• _What is required_
Go over the entries below line by line, copying each one that contains the word "Accounting".

** START OF Supplied information **

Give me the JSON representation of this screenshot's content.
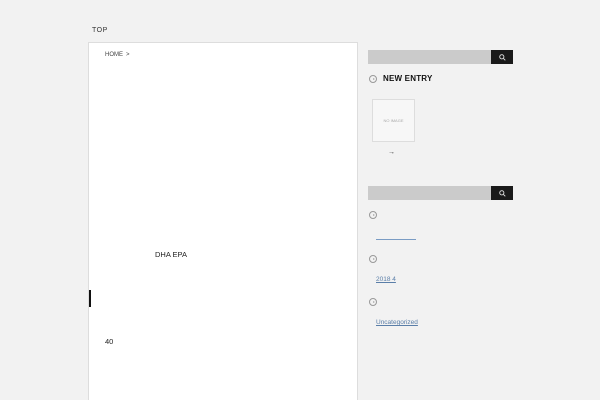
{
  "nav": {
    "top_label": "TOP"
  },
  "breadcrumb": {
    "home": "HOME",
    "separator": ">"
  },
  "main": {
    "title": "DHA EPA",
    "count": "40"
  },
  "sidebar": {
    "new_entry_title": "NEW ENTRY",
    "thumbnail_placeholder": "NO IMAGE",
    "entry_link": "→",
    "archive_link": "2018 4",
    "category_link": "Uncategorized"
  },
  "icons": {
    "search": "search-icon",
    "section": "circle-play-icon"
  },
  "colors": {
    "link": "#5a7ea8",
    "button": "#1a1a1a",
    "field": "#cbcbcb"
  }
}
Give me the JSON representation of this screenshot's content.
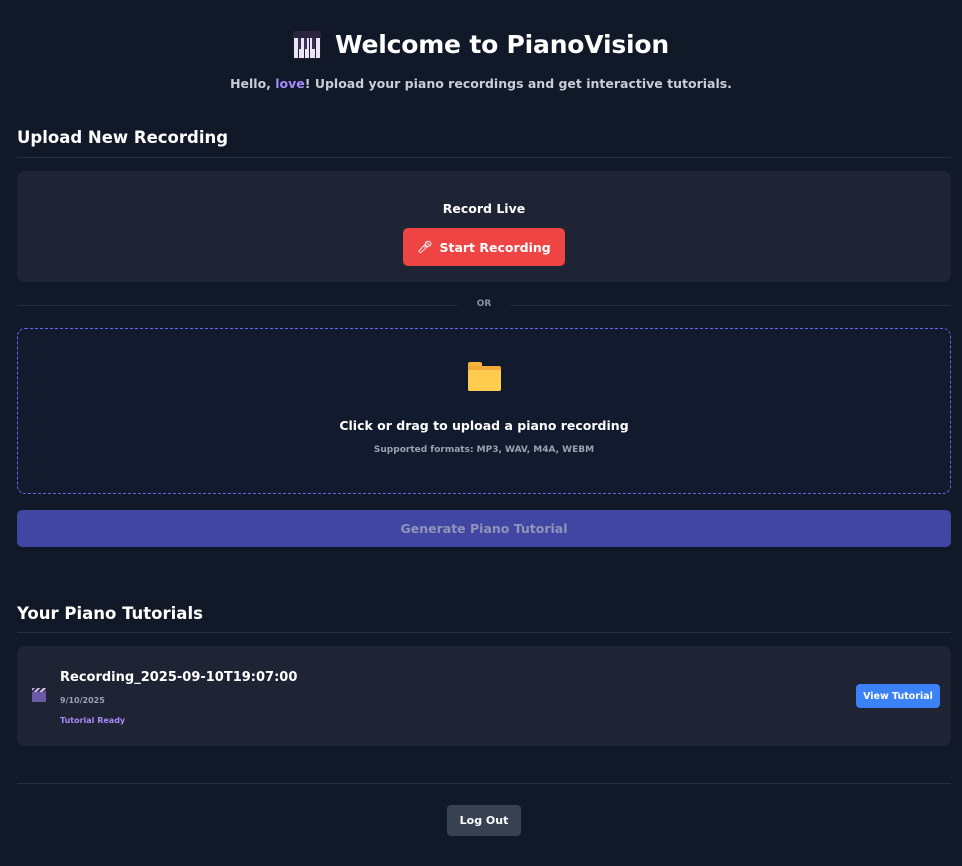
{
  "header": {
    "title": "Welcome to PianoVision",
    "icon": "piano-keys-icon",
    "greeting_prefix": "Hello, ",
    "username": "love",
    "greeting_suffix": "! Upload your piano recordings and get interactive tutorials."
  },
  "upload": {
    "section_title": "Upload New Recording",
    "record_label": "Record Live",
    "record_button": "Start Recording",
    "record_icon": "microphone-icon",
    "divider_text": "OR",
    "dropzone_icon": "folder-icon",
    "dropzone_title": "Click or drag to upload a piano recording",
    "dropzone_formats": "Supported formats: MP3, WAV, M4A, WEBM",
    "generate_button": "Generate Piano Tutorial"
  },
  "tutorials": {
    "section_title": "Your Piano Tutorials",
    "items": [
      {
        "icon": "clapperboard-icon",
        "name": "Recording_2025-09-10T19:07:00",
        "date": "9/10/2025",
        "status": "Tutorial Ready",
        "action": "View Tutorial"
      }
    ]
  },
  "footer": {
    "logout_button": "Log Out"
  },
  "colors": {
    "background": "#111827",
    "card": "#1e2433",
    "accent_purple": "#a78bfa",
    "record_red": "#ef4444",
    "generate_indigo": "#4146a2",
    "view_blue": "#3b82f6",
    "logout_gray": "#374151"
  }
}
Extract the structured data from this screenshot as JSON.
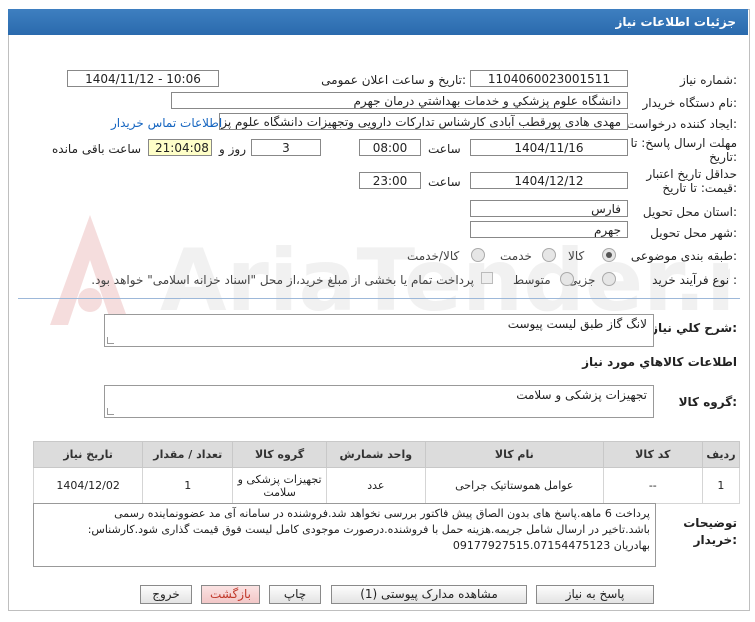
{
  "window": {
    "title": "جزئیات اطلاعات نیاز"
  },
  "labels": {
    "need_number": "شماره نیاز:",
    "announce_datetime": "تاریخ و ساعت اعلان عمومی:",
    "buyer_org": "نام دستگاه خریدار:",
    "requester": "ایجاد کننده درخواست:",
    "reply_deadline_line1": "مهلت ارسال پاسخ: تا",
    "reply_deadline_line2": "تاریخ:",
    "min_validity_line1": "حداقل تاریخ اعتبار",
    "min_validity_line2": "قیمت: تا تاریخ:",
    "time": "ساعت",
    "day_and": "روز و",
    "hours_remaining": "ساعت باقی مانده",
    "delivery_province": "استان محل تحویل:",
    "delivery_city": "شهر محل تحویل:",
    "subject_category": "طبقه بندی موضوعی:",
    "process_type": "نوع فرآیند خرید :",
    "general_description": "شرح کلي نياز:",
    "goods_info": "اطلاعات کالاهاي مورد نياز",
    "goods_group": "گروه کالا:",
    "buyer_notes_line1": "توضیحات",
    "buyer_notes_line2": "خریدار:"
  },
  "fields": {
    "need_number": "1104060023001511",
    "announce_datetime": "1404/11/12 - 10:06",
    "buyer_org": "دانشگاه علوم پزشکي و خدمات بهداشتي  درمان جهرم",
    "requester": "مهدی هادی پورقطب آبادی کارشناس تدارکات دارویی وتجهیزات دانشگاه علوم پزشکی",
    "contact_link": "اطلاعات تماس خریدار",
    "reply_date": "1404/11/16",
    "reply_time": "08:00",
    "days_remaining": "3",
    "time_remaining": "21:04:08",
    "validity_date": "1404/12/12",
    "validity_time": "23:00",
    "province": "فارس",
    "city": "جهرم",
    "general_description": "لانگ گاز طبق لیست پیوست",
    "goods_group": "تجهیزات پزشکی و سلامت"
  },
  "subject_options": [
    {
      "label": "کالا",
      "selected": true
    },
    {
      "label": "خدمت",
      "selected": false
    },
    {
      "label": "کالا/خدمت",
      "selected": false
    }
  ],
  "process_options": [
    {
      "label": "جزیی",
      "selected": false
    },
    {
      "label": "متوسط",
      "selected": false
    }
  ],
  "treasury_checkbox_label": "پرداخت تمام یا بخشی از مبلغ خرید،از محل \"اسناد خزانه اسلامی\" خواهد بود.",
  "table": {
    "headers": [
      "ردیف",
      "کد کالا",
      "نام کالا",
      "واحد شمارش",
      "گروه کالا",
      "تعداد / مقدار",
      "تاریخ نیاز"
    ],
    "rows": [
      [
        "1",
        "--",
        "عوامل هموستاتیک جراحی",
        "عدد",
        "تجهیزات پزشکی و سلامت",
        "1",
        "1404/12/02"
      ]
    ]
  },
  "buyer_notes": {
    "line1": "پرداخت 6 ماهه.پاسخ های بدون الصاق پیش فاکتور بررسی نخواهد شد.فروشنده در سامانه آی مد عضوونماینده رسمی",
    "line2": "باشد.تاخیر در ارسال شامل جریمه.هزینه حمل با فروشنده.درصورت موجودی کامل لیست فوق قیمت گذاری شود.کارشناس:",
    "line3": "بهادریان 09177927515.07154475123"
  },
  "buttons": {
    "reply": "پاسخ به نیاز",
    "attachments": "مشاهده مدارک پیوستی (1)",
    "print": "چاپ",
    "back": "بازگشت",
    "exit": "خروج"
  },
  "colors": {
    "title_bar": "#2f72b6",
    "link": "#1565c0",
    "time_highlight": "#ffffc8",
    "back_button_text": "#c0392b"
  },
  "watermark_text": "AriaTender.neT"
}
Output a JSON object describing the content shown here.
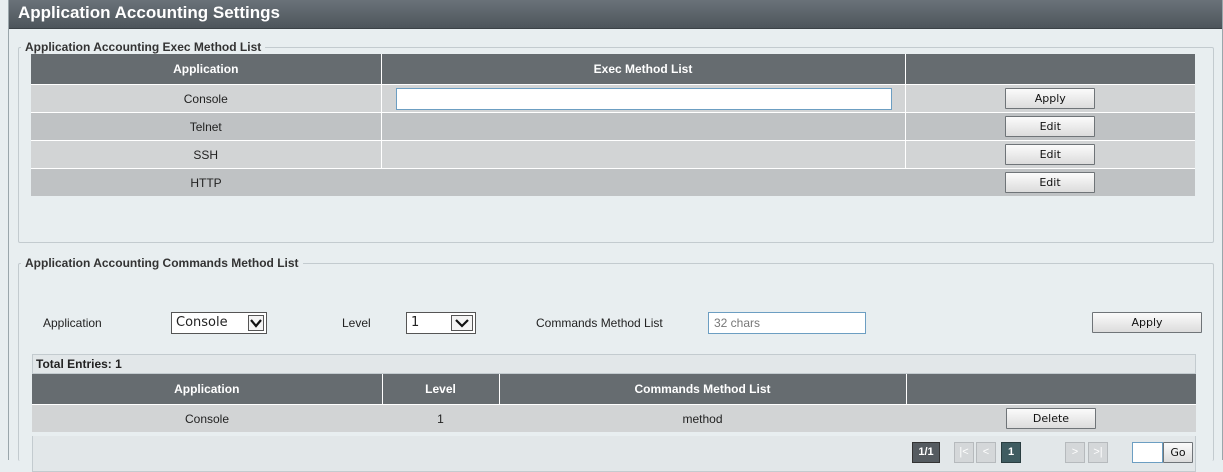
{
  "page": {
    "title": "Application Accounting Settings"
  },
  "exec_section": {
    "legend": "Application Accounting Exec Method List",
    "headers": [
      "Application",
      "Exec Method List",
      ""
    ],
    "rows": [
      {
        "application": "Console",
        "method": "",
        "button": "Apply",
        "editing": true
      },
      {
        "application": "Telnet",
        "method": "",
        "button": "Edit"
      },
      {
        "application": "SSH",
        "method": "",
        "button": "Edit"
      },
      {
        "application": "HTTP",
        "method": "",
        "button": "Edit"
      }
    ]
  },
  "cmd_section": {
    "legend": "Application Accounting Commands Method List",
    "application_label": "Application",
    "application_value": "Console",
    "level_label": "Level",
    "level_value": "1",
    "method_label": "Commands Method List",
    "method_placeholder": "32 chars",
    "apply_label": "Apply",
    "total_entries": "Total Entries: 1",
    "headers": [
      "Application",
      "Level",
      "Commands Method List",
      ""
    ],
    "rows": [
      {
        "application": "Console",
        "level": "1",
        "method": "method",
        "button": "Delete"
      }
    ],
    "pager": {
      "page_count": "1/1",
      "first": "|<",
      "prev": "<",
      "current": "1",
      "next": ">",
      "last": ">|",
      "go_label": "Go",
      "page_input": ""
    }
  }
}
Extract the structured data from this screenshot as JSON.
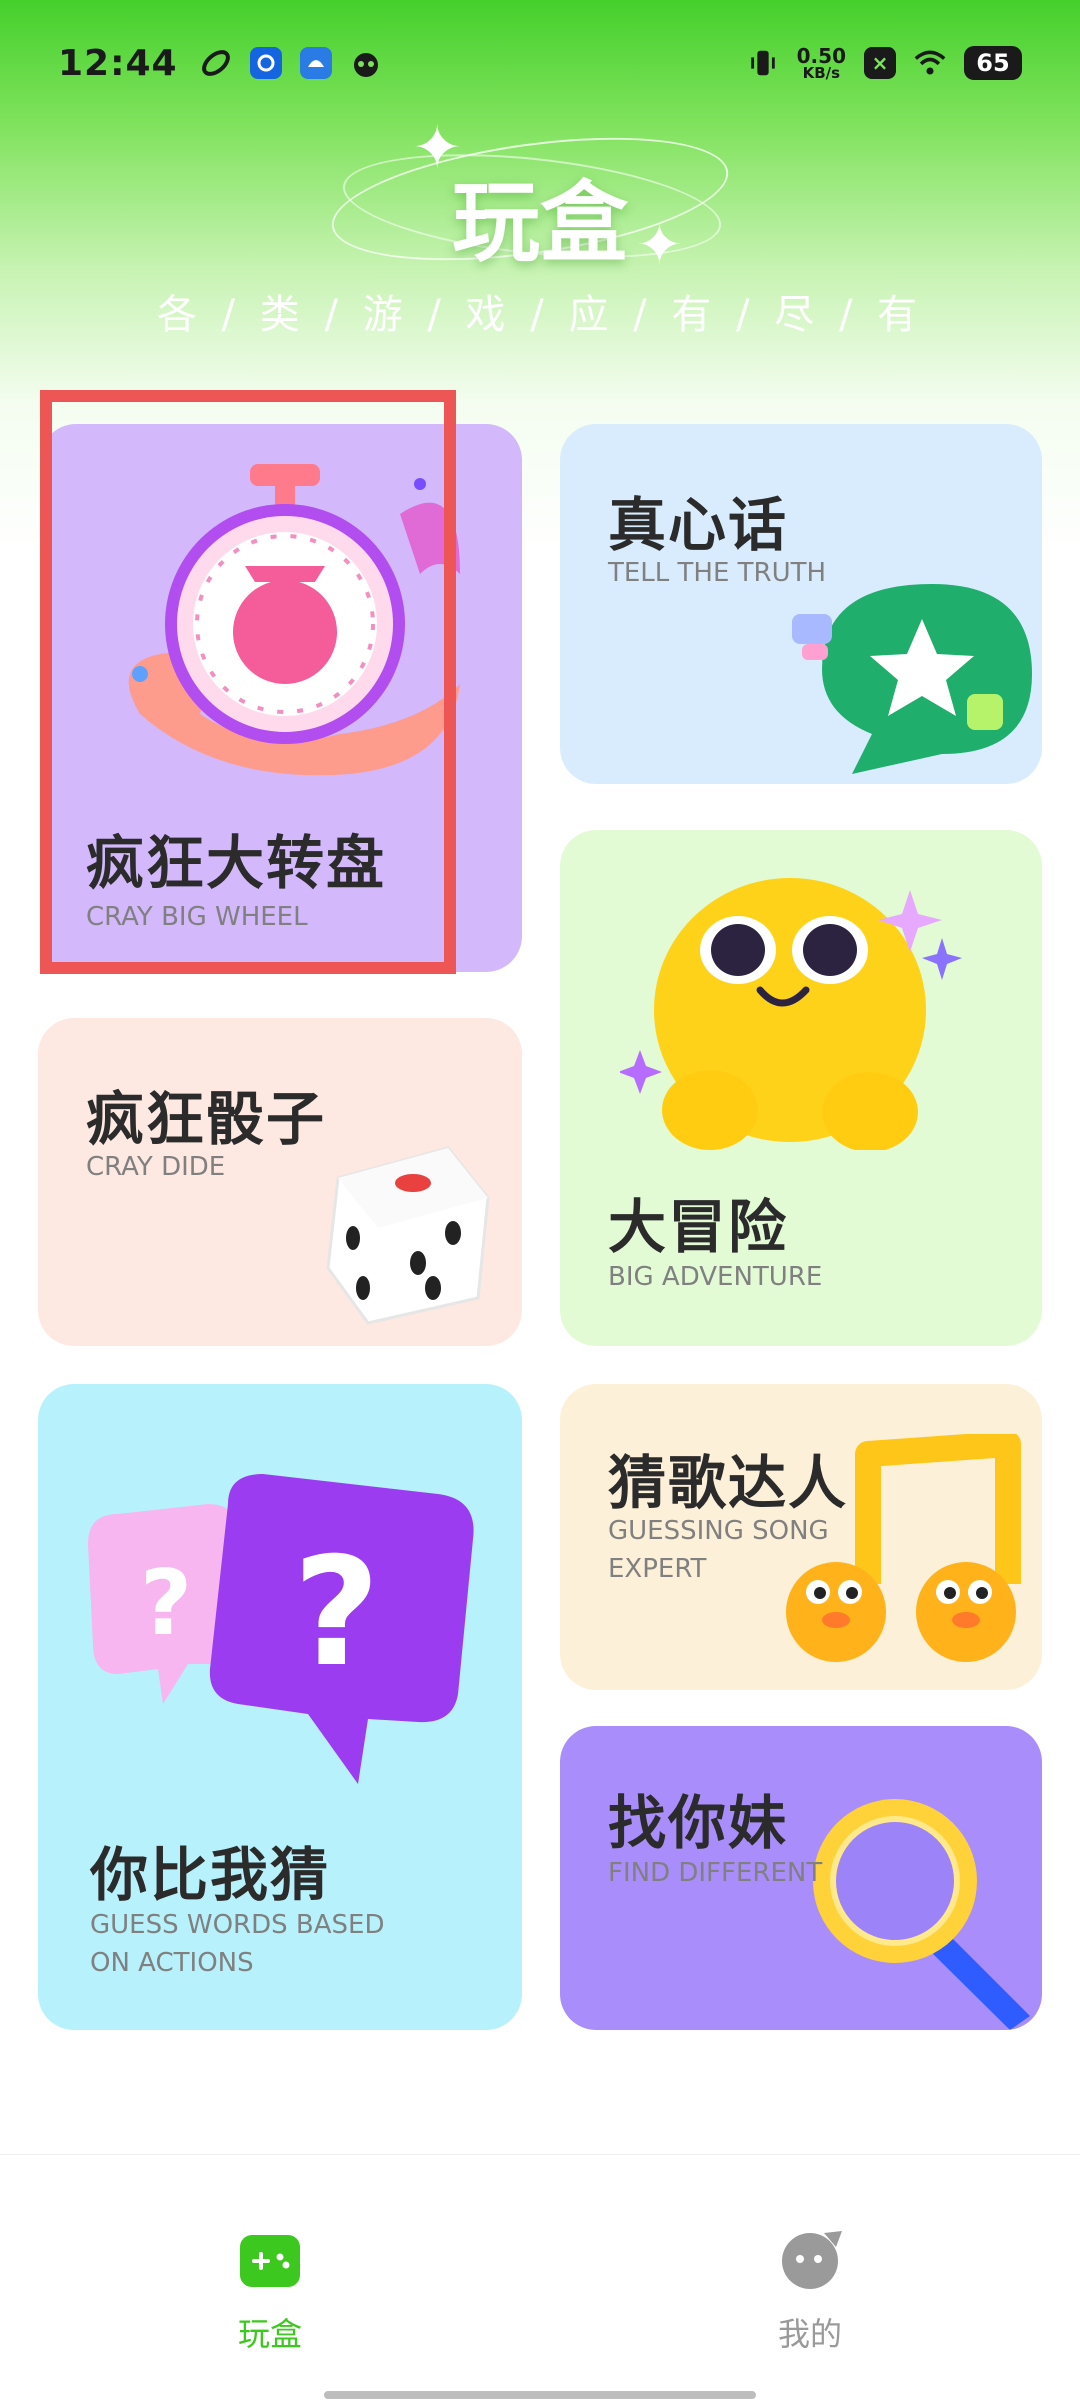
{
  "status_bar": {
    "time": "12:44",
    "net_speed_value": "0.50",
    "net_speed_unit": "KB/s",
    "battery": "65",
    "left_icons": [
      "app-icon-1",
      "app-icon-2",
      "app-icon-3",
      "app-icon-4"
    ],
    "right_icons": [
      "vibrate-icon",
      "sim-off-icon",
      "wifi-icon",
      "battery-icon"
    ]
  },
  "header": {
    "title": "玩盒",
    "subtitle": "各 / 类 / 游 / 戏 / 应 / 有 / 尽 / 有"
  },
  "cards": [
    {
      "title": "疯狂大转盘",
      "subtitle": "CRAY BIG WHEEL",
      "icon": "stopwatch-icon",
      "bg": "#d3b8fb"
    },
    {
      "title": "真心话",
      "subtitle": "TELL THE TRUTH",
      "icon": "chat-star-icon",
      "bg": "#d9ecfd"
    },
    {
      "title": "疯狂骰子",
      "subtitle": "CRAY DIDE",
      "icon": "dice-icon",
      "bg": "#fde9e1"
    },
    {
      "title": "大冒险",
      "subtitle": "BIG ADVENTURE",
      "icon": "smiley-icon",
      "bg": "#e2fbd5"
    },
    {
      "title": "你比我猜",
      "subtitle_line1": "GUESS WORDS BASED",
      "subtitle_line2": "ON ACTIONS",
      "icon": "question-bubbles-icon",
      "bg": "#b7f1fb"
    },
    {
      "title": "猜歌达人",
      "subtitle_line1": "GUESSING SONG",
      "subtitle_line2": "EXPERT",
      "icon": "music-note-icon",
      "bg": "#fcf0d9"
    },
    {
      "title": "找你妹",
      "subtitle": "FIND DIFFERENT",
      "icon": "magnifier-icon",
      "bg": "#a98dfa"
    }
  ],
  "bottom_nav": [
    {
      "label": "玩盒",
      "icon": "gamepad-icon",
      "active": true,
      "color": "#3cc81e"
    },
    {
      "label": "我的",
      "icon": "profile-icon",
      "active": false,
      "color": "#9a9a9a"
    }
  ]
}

** END OF Supplied information **

• _Answer for this exercise_
    "title": "Application Accounting Settings"
    "legend": "Application Accounting Exec Method List",
    "legend": "Application Accounting Commands Method List",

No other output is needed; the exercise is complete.